##### Records provided

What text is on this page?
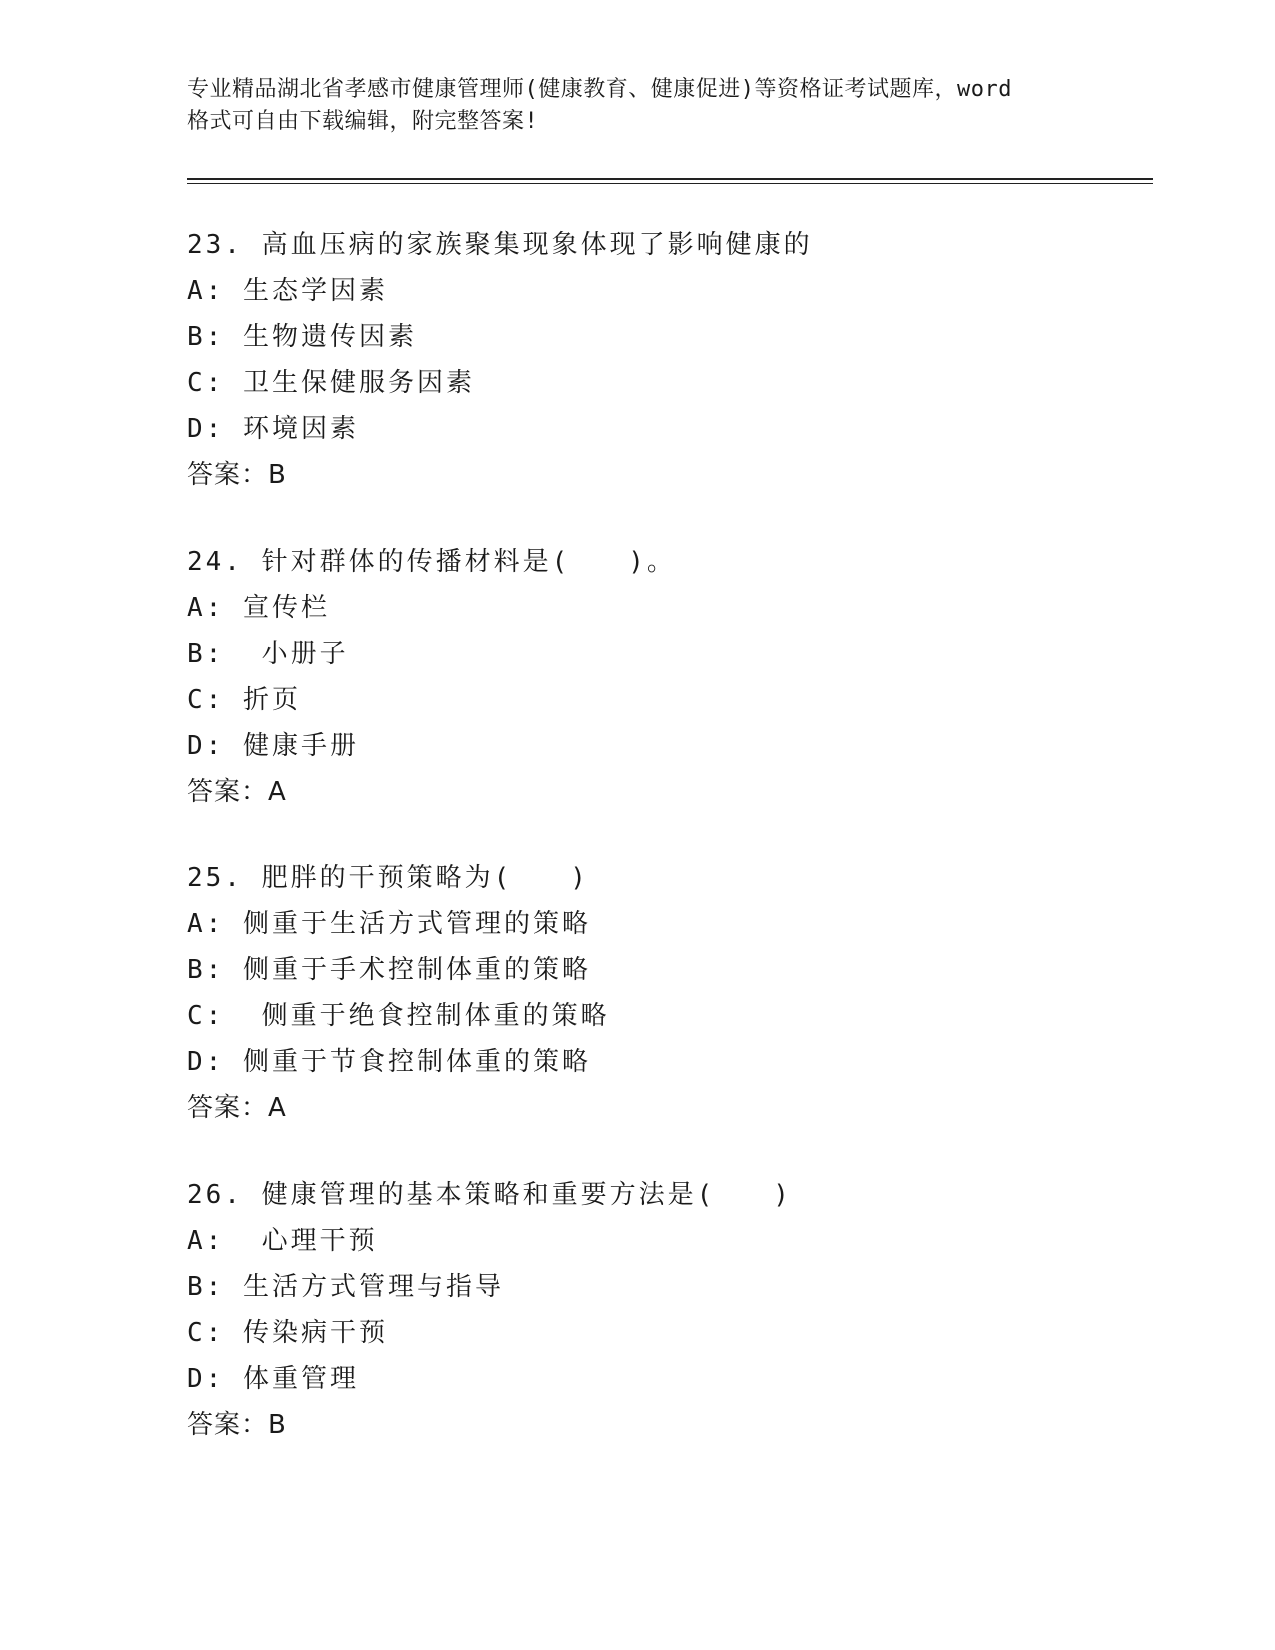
专业精品湖北省孝感市健康管理师(健康教育、健康促进)等资格证考试题库，word
格式可自由下载编辑，附完整答案!
23. 高血压病的家族聚集现象体现了影响健康的
A: 生态学因素
B: 生物遗传因素
C: 卫生保健服务因素
D: 环境因素
答案：B
24. 针对群体的传播材料是(　　)。
A: 宣传栏
B:  小册子
C: 折页
D: 健康手册
答案：A
25. 肥胖的干预策略为(　　)
A: 侧重于生活方式管理的策略
B: 侧重于手术控制体重的策略
C:  侧重于绝食控制体重的策略
D: 侧重于节食控制体重的策略
答案：A
26. 健康管理的基本策略和重要方法是(　　)
A:  心理干预
B: 生活方式管理与指导
C: 传染病干预
D: 体重管理
答案：B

##########

Prompt = Pictures are excluded; output everything else in the data verbatim.

Answer to the task =
What text is on this page?
专业精品湖北省孝感市健康管理师(健康教育、健康促进)等资格证考试题库，word
格式可自由下载编辑，附完整答案!
23. 高血压病的家族聚集现象体现了影响健康的
A: 生态学因素
B: 生物遗传因素
C: 卫生保健服务因素
D: 环境因素
答案：B
24. 针对群体的传播材料是(　　)。
A: 宣传栏
B:  小册子
C: 折页
D: 健康手册
答案：A
25. 肥胖的干预策略为(　　)
A: 侧重于生活方式管理的策略
B: 侧重于手术控制体重的策略
C:  侧重于绝食控制体重的策略
D: 侧重于节食控制体重的策略
答案：A
26. 健康管理的基本策略和重要方法是(　　)
A:  心理干预
B: 生活方式管理与指导
C: 传染病干预
D: 体重管理
答案：B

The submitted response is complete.